**TASK STATEMENT**
Below is a block of records. Copy every line in it that contains the word "Sundsvall".

**EXCERPTED RECORDS**

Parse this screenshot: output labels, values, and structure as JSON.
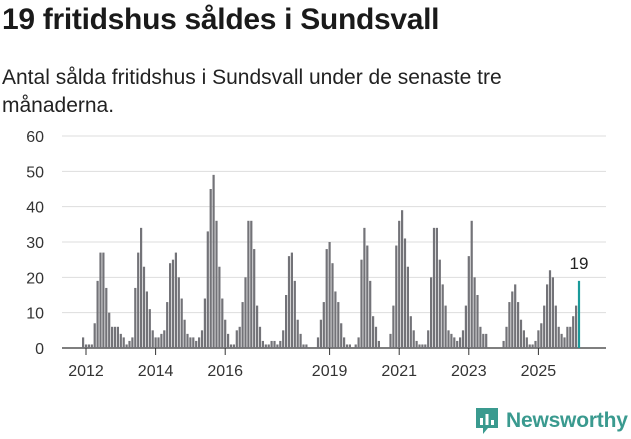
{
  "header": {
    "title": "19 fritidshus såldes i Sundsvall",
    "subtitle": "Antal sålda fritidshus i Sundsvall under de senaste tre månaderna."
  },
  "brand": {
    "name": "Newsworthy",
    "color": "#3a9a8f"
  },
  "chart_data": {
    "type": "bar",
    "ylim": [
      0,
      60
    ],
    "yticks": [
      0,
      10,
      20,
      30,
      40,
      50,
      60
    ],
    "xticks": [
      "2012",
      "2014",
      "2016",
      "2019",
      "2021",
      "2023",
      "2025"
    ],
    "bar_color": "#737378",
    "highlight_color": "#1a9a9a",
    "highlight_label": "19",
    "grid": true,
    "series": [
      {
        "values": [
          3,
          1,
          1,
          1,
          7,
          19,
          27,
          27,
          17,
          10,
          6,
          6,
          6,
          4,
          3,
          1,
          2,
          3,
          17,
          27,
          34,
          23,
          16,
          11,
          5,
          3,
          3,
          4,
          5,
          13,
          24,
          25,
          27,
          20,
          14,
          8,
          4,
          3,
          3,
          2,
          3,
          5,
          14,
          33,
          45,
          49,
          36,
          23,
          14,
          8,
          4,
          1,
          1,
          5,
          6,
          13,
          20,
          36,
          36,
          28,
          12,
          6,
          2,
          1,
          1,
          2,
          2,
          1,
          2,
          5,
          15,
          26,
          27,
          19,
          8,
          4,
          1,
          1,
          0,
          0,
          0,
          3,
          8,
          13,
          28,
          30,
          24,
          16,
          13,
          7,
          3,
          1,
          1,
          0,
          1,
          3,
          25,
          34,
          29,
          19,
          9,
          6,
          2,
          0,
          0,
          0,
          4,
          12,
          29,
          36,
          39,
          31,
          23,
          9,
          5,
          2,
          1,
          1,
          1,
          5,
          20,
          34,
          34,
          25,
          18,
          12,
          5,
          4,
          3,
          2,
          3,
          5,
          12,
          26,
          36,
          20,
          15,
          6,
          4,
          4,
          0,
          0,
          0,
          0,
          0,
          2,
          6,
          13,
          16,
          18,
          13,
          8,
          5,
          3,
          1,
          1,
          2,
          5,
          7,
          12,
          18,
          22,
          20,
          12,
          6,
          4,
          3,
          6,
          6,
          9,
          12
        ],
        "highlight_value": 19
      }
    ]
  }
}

* * *

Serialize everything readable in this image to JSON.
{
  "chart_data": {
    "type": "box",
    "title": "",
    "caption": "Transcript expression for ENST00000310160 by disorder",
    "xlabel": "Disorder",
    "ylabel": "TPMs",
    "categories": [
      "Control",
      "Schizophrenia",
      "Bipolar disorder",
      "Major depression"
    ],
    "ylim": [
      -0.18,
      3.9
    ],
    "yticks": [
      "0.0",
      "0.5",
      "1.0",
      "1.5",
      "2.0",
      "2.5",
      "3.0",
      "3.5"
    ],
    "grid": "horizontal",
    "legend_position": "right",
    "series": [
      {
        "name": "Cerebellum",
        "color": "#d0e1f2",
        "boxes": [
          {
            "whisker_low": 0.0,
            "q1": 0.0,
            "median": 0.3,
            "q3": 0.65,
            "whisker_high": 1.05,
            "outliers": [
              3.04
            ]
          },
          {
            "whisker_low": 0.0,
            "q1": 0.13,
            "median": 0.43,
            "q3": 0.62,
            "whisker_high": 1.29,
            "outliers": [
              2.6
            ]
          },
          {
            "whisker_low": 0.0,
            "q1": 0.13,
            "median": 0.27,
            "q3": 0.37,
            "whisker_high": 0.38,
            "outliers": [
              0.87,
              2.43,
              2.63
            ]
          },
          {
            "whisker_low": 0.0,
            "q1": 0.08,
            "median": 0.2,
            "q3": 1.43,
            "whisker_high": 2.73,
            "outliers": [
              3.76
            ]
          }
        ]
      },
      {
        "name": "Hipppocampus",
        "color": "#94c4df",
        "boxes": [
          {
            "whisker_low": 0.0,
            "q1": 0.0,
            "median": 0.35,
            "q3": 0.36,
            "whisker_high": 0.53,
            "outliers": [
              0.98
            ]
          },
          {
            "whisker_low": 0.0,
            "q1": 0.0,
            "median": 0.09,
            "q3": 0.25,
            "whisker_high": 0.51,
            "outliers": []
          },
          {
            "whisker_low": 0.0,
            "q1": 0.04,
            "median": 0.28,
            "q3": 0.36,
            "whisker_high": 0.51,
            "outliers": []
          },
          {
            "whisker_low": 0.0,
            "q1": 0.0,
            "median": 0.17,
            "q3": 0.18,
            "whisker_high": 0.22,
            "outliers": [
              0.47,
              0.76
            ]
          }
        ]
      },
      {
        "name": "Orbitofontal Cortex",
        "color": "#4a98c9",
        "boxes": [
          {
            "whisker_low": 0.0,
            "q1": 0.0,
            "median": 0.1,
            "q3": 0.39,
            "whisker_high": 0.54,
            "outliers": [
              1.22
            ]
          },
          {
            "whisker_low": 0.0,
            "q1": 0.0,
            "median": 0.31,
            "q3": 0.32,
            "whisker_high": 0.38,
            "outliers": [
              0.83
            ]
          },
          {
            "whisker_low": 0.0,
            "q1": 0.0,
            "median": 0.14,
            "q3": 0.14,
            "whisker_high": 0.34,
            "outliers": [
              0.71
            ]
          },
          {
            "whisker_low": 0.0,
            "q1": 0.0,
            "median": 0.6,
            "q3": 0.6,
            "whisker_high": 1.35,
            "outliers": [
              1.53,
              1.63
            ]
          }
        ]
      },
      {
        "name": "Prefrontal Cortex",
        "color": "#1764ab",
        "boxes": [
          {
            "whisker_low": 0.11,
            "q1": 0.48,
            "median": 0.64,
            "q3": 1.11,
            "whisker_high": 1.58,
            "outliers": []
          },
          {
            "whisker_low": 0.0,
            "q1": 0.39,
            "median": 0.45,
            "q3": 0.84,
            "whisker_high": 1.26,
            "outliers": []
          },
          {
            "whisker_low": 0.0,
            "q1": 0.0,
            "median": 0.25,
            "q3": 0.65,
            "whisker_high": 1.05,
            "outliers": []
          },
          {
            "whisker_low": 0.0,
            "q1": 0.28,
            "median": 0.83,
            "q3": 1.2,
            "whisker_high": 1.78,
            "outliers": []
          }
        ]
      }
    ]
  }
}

**REPLY**
    "title": "19 fritidshus såldes i Sundsvall",
    "subtitle": "Antal sålda fritidshus i Sundsvall under de senaste tre månaderna."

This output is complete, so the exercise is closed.